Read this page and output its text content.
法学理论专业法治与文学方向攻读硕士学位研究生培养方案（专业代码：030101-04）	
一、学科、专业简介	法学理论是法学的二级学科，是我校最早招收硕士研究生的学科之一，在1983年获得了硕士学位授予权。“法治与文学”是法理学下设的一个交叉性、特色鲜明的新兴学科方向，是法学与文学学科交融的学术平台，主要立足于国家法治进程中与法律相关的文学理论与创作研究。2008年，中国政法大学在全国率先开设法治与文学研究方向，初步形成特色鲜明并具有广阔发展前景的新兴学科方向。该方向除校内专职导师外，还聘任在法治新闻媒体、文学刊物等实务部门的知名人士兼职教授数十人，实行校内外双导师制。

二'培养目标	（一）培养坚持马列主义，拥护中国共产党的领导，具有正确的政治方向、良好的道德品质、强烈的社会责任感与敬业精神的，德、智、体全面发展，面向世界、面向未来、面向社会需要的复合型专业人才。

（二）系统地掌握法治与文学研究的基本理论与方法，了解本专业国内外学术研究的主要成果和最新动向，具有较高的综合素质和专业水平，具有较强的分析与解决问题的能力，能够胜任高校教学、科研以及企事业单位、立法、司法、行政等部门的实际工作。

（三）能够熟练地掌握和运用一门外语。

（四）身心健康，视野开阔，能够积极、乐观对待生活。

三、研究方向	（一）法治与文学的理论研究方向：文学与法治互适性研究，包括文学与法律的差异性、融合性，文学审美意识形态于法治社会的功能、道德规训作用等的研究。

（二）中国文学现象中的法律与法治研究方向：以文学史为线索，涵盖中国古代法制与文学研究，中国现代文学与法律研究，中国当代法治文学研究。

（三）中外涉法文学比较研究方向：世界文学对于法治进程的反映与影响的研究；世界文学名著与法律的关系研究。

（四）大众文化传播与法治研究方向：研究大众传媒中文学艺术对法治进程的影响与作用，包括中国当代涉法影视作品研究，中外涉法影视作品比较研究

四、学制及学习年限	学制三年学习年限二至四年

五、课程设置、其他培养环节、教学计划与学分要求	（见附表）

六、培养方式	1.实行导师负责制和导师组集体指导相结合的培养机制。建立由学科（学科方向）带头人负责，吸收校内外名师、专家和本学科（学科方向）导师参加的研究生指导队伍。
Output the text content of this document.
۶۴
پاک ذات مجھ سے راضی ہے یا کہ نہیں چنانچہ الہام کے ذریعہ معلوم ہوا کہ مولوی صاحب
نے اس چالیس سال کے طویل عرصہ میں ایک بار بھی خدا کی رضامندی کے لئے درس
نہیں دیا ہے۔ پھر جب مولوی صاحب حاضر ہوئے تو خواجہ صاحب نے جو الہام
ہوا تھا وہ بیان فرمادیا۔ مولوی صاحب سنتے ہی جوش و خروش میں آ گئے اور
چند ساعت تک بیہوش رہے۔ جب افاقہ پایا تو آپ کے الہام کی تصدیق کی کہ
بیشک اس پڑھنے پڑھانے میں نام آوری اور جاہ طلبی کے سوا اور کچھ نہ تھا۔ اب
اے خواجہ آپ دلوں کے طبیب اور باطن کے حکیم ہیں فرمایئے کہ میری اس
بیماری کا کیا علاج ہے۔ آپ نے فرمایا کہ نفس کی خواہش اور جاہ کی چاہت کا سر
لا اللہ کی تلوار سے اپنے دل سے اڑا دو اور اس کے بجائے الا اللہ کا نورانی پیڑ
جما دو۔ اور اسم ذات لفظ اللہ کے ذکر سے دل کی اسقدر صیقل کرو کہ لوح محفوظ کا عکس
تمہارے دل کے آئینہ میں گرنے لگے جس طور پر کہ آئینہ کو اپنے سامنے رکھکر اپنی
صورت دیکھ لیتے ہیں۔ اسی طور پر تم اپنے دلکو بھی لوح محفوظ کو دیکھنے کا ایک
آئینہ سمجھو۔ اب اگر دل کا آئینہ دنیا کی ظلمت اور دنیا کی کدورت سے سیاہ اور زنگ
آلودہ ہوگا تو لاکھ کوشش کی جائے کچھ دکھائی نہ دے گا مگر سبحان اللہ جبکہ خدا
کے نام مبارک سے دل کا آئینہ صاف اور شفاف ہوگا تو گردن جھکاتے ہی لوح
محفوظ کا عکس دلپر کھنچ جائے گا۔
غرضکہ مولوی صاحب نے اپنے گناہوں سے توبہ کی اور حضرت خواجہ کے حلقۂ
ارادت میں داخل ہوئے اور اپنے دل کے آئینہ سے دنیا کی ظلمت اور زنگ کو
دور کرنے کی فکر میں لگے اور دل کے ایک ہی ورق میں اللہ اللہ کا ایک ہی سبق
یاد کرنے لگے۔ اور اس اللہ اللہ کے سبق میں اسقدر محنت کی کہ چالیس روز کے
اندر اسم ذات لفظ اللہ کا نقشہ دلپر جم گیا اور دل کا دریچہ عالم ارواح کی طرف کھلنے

- [Instruction] Quote each line above in full, word for word.

- [Answer to this problem]
Read this page and output its text content.
法学理论专业法治与文学方向攻读硕士学位研究生培养方案（专业代码：030101-04）	
一、学科、专业简介	法学理论是法学的二级学科，是我校最早招收硕士研究生的学科之一，在1983年获得了硕士学位授予权。“法治与文学”是法理学下设的一个交叉性、特色鲜明的新兴学科方向，是法学与文学学科交融的学术平台，主要立足于国家法治进程中与法律相关的文学理论与创作研究。2008年，中国政法大学在全国率先开设法治与文学研究方向，初步形成特色鲜明并具有广阔发展前景的新兴学科方向。该方向除校内专职导师外，还聘任在法治新闻媒体、文学刊物等实务部门的知名人士兼职教授数十人，实行校内外双导师制。

二'培养目标	（一）培养坚持马列主义，拥护中国共产党的领导，具有正确的政治方向、良好的道德品质、强烈的社会责任感与敬业精神的，德、智、体全面发展，面向世界、面向未来、面向社会需要的复合型专业人才。

（二）系统地掌握法治与文学研究的基本理论与方法，了解本专业国内外学术研究的主要成果和最新动向，具有较高的综合素质和专业水平，具有较强的分析与解决问题的能力，能够胜任高校教学、科研以及企事业单位、立法、司法、行政等部门的实际工作。

（三）能够熟练地掌握和运用一门外语。

（四）身心健康，视野开阔，能够积极、乐观对待生活。

三、研究方向	（一）法治与文学的理论研究方向：文学与法治互适性研究，包括文学与法律的差异性、融合性，文学审美意识形态于法治社会的功能、道德规训作用等的研究。

（二）中国文学现象中的法律与法治研究方向：以文学史为线索，涵盖中国古代法制与文学研究，中国现代文学与法律研究，中国当代法治文学研究。

（三）中外涉法文学比较研究方向：世界文学对于法治进程的反映与影响的研究；世界文学名著与法律的关系研究。

（四）大众文化传播与法治研究方向：研究大众传媒中文学艺术对法治进程的影响与作用，包括中国当代涉法影视作品研究，中外涉法影视作品比较研究

四、学制及学习年限	学制三年学习年限二至四年

五、课程设置、其他培养环节、教学计划与学分要求	（见附表）

六、培养方式	1.实行导师负责制和导师组集体指导相结合的培养机制。建立由学科（学科方向）带头人负责，吸收校内外名师、专家和本学科（学科方向）导师参加的研究生指导队伍。
Output the text content of this document.
۶۴
پاک ذات مجھ سے راضی ہے یا کہ نہیں چنانچہ الہام کے ذریعہ معلوم ہوا کہ مولوی صاحب
نے اس چالیس سال کے طویل عرصہ میں ایک بار بھی خدا کی رضامندی کے لئے درس
نہیں دیا ہے۔ پھر جب مولوی صاحب حاضر ہوئے تو خواجہ صاحب نے جو الہام
ہوا تھا وہ بیان فرمادیا۔ مولوی صاحب سنتے ہی جوش و خروش میں آ گئے اور
چند ساعت تک بیہوش رہے۔ جب افاقہ پایا تو آپ کے الہام کی تصدیق کی کہ
بیشک اس پڑھنے پڑھانے میں نام آوری اور جاہ طلبی کے سوا اور کچھ نہ تھا۔ اب
اے خواجہ آپ دلوں کے طبیب اور باطن کے حکیم ہیں فرمایئے کہ میری اس
بیماری کا کیا علاج ہے۔ آپ نے فرمایا کہ نفس کی خواہش اور جاہ کی چاہت کا سر
لا اللہ کی تلوار سے اپنے دل سے اڑا دو اور اس کے بجائے الا اللہ کا نورانی پیڑ
جما دو۔ اور اسم ذات لفظ اللہ کے ذکر سے دل کی اسقدر صیقل کرو کہ لوح محفوظ کا عکس
تمہارے دل کے آئینہ میں گرنے لگے جس طور پر کہ آئینہ کو اپنے سامنے رکھکر اپنی
صورت دیکھ لیتے ہیں۔ اسی طور پر تم اپنے دلکو بھی لوح محفوظ کو دیکھنے کا ایک
آئینہ سمجھو۔ اب اگر دل کا آئینہ دنیا کی ظلمت اور دنیا کی کدورت سے سیاہ اور زنگ
آلودہ ہوگا تو لاکھ کوشش کی جائے کچھ دکھائی نہ دے گا مگر سبحان اللہ جبکہ خدا
کے نام مبارک سے دل کا آئینہ صاف اور شفاف ہوگا تو گردن جھکاتے ہی لوح
محفوظ کا عکس دلپر کھنچ جائے گا۔
غرضکہ مولوی صاحب نے اپنے گناہوں سے توبہ کی اور حضرت خواجہ کے حلقۂ
ارادت میں داخل ہوئے اور اپنے دل کے آئینہ سے دنیا کی ظلمت اور زنگ کو
دور کرنے کی فکر میں لگے اور دل کے ایک ہی ورق میں اللہ اللہ کا ایک ہی سبق
یاد کرنے لگے۔ اور اس اللہ اللہ کے سبق میں اسقدر محنت کی کہ چالیس روز کے
اندر اسم ذات لفظ اللہ کا نقشہ دلپر جم گیا اور دل کا دریچہ عالم ارواح کی طرف کھلنے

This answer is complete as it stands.